### Problem to solve
Output every line below exactly.

(Items listed in a dataset)

* * * *

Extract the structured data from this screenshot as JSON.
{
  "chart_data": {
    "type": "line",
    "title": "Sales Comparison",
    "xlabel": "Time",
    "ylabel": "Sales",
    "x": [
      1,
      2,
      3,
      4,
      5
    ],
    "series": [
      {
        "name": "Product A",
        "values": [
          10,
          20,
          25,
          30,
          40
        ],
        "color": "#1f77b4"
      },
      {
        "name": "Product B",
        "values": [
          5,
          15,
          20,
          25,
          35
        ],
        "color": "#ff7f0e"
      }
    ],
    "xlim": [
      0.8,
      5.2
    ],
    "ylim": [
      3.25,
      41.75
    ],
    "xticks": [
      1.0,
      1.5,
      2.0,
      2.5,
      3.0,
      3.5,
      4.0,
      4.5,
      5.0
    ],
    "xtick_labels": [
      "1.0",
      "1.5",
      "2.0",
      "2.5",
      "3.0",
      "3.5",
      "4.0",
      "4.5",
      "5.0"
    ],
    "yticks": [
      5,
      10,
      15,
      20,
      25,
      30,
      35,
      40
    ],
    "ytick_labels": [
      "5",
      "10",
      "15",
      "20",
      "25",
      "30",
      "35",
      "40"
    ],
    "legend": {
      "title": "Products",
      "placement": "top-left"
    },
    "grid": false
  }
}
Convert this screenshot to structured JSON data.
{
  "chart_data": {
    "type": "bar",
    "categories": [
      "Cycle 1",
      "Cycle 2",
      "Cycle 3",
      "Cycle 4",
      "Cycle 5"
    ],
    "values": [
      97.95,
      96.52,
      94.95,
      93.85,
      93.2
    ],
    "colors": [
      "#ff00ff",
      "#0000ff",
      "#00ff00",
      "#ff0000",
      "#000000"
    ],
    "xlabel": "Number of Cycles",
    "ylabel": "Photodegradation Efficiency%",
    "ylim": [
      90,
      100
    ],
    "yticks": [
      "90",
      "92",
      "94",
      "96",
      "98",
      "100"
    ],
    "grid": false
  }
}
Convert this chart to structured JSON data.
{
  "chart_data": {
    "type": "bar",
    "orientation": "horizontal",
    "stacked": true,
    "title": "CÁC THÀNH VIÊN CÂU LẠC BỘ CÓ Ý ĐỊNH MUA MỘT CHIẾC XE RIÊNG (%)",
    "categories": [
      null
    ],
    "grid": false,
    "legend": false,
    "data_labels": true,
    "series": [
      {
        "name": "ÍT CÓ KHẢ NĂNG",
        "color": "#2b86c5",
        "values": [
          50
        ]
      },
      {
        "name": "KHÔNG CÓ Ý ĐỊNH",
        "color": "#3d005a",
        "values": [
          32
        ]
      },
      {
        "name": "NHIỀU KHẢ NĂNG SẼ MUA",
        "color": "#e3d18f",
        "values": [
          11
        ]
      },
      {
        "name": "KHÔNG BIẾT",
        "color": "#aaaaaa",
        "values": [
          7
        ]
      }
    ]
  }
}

* * * *

### Correct output
Extract the structured data from this screenshot as JSON.
{
  "chart_data": {
    "type": "line",
    "title": "Sales Comparison",
    "xlabel": "Time",
    "ylabel": "Sales",
    "x": [
      1,
      2,
      3,
      4,
      5
    ],
    "series": [
      {
        "name": "Product A",
        "values": [
          10,
          20,
          25,
          30,
          40
        ],
        "color": "#1f77b4"
      },
      {
        "name": "Product B",
        "values": [
          5,
          15,
          20,
          25,
          35
        ],
        "color": "#ff7f0e"
      }
    ],
    "xlim": [
      0.8,
      5.2
    ],
    "ylim": [
      3.25,
      41.75
    ],
    "xticks": [
      1.0,
      1.5,
      2.0,
      2.5,
      3.0,
      3.5,
      4.0,
      4.5,
      5.0
    ],
    "xtick_labels": [
      "1.0",
      "1.5",
      "2.0",
      "2.5",
      "3.0",
      "3.5",
      "4.0",
      "4.5",
      "5.0"
    ],
    "yticks": [
      5,
      10,
      15,
      20,
      25,
      30,
      35,
      40
    ],
    "ytick_labels": [
      "5",
      "10",
      "15",
      "20",
      "25",
      "30",
      "35",
      "40"
    ],
    "legend": {
      "title": "Products",
      "placement": "top-left"
    },
    "grid": false
  }
}
Convert this screenshot to structured JSON data.
{
  "chart_data": {
    "type": "bar",
    "categories": [
      "Cycle 1",
      "Cycle 2",
      "Cycle 3",
      "Cycle 4",
      "Cycle 5"
    ],
    "values": [
      97.95,
      96.52,
      94.95,
      93.85,
      93.2
    ],
    "colors": [
      "#ff00ff",
      "#0000ff",
      "#00ff00",
      "#ff0000",
      "#000000"
    ],
    "xlabel": "Number of Cycles",
    "ylabel": "Photodegradation Efficiency%",
    "ylim": [
      90,
      100
    ],
    "yticks": [
      "90",
      "92",
      "94",
      "96",
      "98",
      "100"
    ],
    "grid": false
  }
}
Convert this chart to structured JSON data.
{
  "chart_data": {
    "type": "bar",
    "orientation": "horizontal",
    "stacked": true,
    "title": "CÁC THÀNH VIÊN CÂU LẠC BỘ CÓ Ý ĐỊNH MUA MỘT CHIẾC XE RIÊNG (%)",
    "categories": [
      null
    ],
    "grid": false,
    "legend": false,
    "data_labels": true,
    "series": [
      {
        "name": "ÍT CÓ KHẢ NĂNG",
        "color": "#2b86c5",
        "values": [
          50
        ]
      },
      {
        "name": "KHÔNG CÓ Ý ĐỊNH",
        "color": "#3d005a",
        "values": [
          32
        ]
      },
      {
        "name": "NHIỀU KHẢ NĂNG SẼ MUA",
        "color": "#e3d18f",
        "values": [
          11
        ]
      },
      {
        "name": "KHÔNG BIẾT",
        "color": "#aaaaaa",
        "values": [
          7
        ]
      }
    ]
  }
}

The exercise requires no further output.